++++ PROVIDED DATA

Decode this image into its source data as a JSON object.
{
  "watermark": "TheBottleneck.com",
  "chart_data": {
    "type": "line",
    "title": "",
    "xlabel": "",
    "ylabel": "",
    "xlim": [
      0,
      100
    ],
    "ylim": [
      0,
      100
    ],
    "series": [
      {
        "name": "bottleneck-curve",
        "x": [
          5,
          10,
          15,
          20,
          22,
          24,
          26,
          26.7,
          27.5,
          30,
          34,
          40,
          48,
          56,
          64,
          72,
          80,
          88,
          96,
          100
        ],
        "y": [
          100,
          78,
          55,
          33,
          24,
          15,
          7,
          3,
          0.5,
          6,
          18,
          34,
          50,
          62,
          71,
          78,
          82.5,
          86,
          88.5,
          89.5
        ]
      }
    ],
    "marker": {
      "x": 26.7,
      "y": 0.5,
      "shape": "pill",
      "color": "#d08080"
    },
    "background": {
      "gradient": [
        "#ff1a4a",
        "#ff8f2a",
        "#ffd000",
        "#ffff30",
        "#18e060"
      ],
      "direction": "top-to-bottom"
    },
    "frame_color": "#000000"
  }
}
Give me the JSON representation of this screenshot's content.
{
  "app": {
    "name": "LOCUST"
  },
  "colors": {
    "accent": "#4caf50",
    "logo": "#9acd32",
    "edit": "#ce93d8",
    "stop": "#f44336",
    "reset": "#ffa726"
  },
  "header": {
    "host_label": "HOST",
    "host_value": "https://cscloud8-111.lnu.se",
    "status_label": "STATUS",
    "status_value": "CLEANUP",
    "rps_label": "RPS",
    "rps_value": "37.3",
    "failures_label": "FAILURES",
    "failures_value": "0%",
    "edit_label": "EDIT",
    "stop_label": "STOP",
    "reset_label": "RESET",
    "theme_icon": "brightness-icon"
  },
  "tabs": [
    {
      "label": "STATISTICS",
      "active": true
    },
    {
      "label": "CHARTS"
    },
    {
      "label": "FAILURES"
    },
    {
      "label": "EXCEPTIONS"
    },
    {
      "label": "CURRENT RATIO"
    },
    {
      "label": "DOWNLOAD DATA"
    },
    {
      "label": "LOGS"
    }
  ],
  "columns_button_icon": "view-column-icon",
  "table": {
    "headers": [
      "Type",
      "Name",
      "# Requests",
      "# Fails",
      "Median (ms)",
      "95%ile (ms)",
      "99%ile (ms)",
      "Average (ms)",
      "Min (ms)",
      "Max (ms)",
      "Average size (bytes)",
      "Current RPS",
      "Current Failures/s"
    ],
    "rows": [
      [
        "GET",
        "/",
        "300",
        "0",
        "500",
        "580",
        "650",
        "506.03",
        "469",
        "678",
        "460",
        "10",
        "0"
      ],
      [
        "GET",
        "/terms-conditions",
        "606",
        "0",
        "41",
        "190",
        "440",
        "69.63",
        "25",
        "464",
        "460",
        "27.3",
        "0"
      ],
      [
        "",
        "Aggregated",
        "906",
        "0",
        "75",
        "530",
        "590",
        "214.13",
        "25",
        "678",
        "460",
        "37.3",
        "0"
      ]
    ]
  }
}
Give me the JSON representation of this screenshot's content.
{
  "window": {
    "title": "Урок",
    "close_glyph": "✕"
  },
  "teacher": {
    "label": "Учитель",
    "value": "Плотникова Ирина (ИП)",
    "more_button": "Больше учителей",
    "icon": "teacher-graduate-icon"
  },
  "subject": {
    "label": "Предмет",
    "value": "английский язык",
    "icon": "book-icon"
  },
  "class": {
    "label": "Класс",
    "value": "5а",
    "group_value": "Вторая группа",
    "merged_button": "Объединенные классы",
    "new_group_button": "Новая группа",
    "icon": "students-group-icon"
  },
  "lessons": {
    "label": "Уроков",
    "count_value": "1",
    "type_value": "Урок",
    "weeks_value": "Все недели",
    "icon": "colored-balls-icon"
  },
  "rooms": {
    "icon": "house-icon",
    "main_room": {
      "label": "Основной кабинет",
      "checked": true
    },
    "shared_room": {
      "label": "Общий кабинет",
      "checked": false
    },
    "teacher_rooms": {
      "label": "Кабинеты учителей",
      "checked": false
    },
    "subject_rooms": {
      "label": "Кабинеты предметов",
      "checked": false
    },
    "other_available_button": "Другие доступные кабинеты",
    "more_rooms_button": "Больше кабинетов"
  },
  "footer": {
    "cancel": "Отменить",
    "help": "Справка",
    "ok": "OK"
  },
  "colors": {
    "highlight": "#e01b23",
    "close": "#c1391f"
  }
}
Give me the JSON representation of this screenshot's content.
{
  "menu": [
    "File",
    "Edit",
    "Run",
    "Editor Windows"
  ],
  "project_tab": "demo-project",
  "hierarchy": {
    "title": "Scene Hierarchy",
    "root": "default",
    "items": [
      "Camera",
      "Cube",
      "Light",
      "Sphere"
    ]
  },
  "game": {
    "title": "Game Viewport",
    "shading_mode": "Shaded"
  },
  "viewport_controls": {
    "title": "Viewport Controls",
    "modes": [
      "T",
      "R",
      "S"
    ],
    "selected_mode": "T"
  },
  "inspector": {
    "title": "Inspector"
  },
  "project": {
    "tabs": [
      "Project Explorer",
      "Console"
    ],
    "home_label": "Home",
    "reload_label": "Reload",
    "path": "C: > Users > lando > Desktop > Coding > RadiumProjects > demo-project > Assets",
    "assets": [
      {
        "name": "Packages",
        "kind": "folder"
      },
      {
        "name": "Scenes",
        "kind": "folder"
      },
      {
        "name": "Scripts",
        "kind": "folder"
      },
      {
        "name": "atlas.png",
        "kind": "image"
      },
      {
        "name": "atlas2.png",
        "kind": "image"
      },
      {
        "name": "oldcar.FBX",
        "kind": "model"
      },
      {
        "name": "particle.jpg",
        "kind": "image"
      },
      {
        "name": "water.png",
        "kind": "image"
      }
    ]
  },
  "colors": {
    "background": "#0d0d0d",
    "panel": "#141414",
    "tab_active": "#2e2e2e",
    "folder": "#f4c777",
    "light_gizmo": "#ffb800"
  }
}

++++++++

● SHORT TASK
Give all the entries again exactly; leave none out.

● OUTPUT FOR THIS TASK
Decode this image into its source data as a JSON object.
{
  "watermark": "TheBottleneck.com",
  "chart_data": {
    "type": "line",
    "title": "",
    "xlabel": "",
    "ylabel": "",
    "xlim": [
      0,
      100
    ],
    "ylim": [
      0,
      100
    ],
    "series": [
      {
        "name": "bottleneck-curve",
        "x": [
          5,
          10,
          15,
          20,
          22,
          24,
          26,
          26.7,
          27.5,
          30,
          34,
          40,
          48,
          56,
          64,
          72,
          80,
          88,
          96,
          100
        ],
        "y": [
          100,
          78,
          55,
          33,
          24,
          15,
          7,
          3,
          0.5,
          6,
          18,
          34,
          50,
          62,
          71,
          78,
          82.5,
          86,
          88.5,
          89.5
        ]
      }
    ],
    "marker": {
      "x": 26.7,
      "y": 0.5,
      "shape": "pill",
      "color": "#d08080"
    },
    "background": {
      "gradient": [
        "#ff1a4a",
        "#ff8f2a",
        "#ffd000",
        "#ffff30",
        "#18e060"
      ],
      "direction": "top-to-bottom"
    },
    "frame_color": "#000000"
  }
}
Give me the JSON representation of this screenshot's content.
{
  "app": {
    "name": "LOCUST"
  },
  "colors": {
    "accent": "#4caf50",
    "logo": "#9acd32",
    "edit": "#ce93d8",
    "stop": "#f44336",
    "reset": "#ffa726"
  },
  "header": {
    "host_label": "HOST",
    "host_value": "https://cscloud8-111.lnu.se",
    "status_label": "STATUS",
    "status_value": "CLEANUP",
    "rps_label": "RPS",
    "rps_value": "37.3",
    "failures_label": "FAILURES",
    "failures_value": "0%",
    "edit_label": "EDIT",
    "stop_label": "STOP",
    "reset_label": "RESET",
    "theme_icon": "brightness-icon"
  },
  "tabs": [
    {
      "label": "STATISTICS",
      "active": true
    },
    {
      "label": "CHARTS"
    },
    {
      "label": "FAILURES"
    },
    {
      "label": "EXCEPTIONS"
    },
    {
      "label": "CURRENT RATIO"
    },
    {
      "label": "DOWNLOAD DATA"
    },
    {
      "label": "LOGS"
    }
  ],
  "columns_button_icon": "view-column-icon",
  "table": {
    "headers": [
      "Type",
      "Name",
      "# Requests",
      "# Fails",
      "Median (ms)",
      "95%ile (ms)",
      "99%ile (ms)",
      "Average (ms)",
      "Min (ms)",
      "Max (ms)",
      "Average size (bytes)",
      "Current RPS",
      "Current Failures/s"
    ],
    "rows": [
      [
        "GET",
        "/",
        "300",
        "0",
        "500",
        "580",
        "650",
        "506.03",
        "469",
        "678",
        "460",
        "10",
        "0"
      ],
      [
        "GET",
        "/terms-conditions",
        "606",
        "0",
        "41",
        "190",
        "440",
        "69.63",
        "25",
        "464",
        "460",
        "27.3",
        "0"
      ],
      [
        "",
        "Aggregated",
        "906",
        "0",
        "75",
        "530",
        "590",
        "214.13",
        "25",
        "678",
        "460",
        "37.3",
        "0"
      ]
    ]
  }
}
Give me the JSON representation of this screenshot's content.
{
  "window": {
    "title": "Урок",
    "close_glyph": "✕"
  },
  "teacher": {
    "label": "Учитель",
    "value": "Плотникова Ирина (ИП)",
    "more_button": "Больше учителей",
    "icon": "teacher-graduate-icon"
  },
  "subject": {
    "label": "Предмет",
    "value": "английский язык",
    "icon": "book-icon"
  },
  "class": {
    "label": "Класс",
    "value": "5а",
    "group_value": "Вторая группа",
    "merged_button": "Объединенные классы",
    "new_group_button": "Новая группа",
    "icon": "students-group-icon"
  },
  "lessons": {
    "label": "Уроков",
    "count_value": "1",
    "type_value": "Урок",
    "weeks_value": "Все недели",
    "icon": "colored-balls-icon"
  },
  "rooms": {
    "icon": "house-icon",
    "main_room": {
      "label": "Основной кабинет",
      "checked": true
    },
    "shared_room": {
      "label": "Общий кабинет",
      "checked": false
    },
    "teacher_rooms": {
      "label": "Кабинеты учителей",
      "checked": false
    },
    "subject_rooms": {
      "label": "Кабинеты предметов",
      "checked": false
    },
    "other_available_button": "Другие доступные кабинеты",
    "more_rooms_button": "Больше кабинетов"
  },
  "footer": {
    "cancel": "Отменить",
    "help": "Справка",
    "ok": "OK"
  },
  "colors": {
    "highlight": "#e01b23",
    "close": "#c1391f"
  }
}
Give me the JSON representation of this screenshot's content.
{
  "menu": [
    "File",
    "Edit",
    "Run",
    "Editor Windows"
  ],
  "project_tab": "demo-project",
  "hierarchy": {
    "title": "Scene Hierarchy",
    "root": "default",
    "items": [
      "Camera",
      "Cube",
      "Light",
      "Sphere"
    ]
  },
  "game": {
    "title": "Game Viewport",
    "shading_mode": "Shaded"
  },
  "viewport_controls": {
    "title": "Viewport Controls",
    "modes": [
      "T",
      "R",
      "S"
    ],
    "selected_mode": "T"
  },
  "inspector": {
    "title": "Inspector"
  },
  "project": {
    "tabs": [
      "Project Explorer",
      "Console"
    ],
    "home_label": "Home",
    "reload_label": "Reload",
    "path": "C: > Users > lando > Desktop > Coding > RadiumProjects > demo-project > Assets",
    "assets": [
      {
        "name": "Packages",
        "kind": "folder"
      },
      {
        "name": "Scenes",
        "kind": "folder"
      },
      {
        "name": "Scripts",
        "kind": "folder"
      },
      {
        "name": "atlas.png",
        "kind": "image"
      },
      {
        "name": "atlas2.png",
        "kind": "image"
      },
      {
        "name": "oldcar.FBX",
        "kind": "model"
      },
      {
        "name": "particle.jpg",
        "kind": "image"
      },
      {
        "name": "water.png",
        "kind": "image"
      }
    ]
  },
  "colors": {
    "background": "#0d0d0d",
    "panel": "#141414",
    "tab_active": "#2e2e2e",
    "folder": "#f4c777",
    "light_gizmo": "#ffb800"
  }
}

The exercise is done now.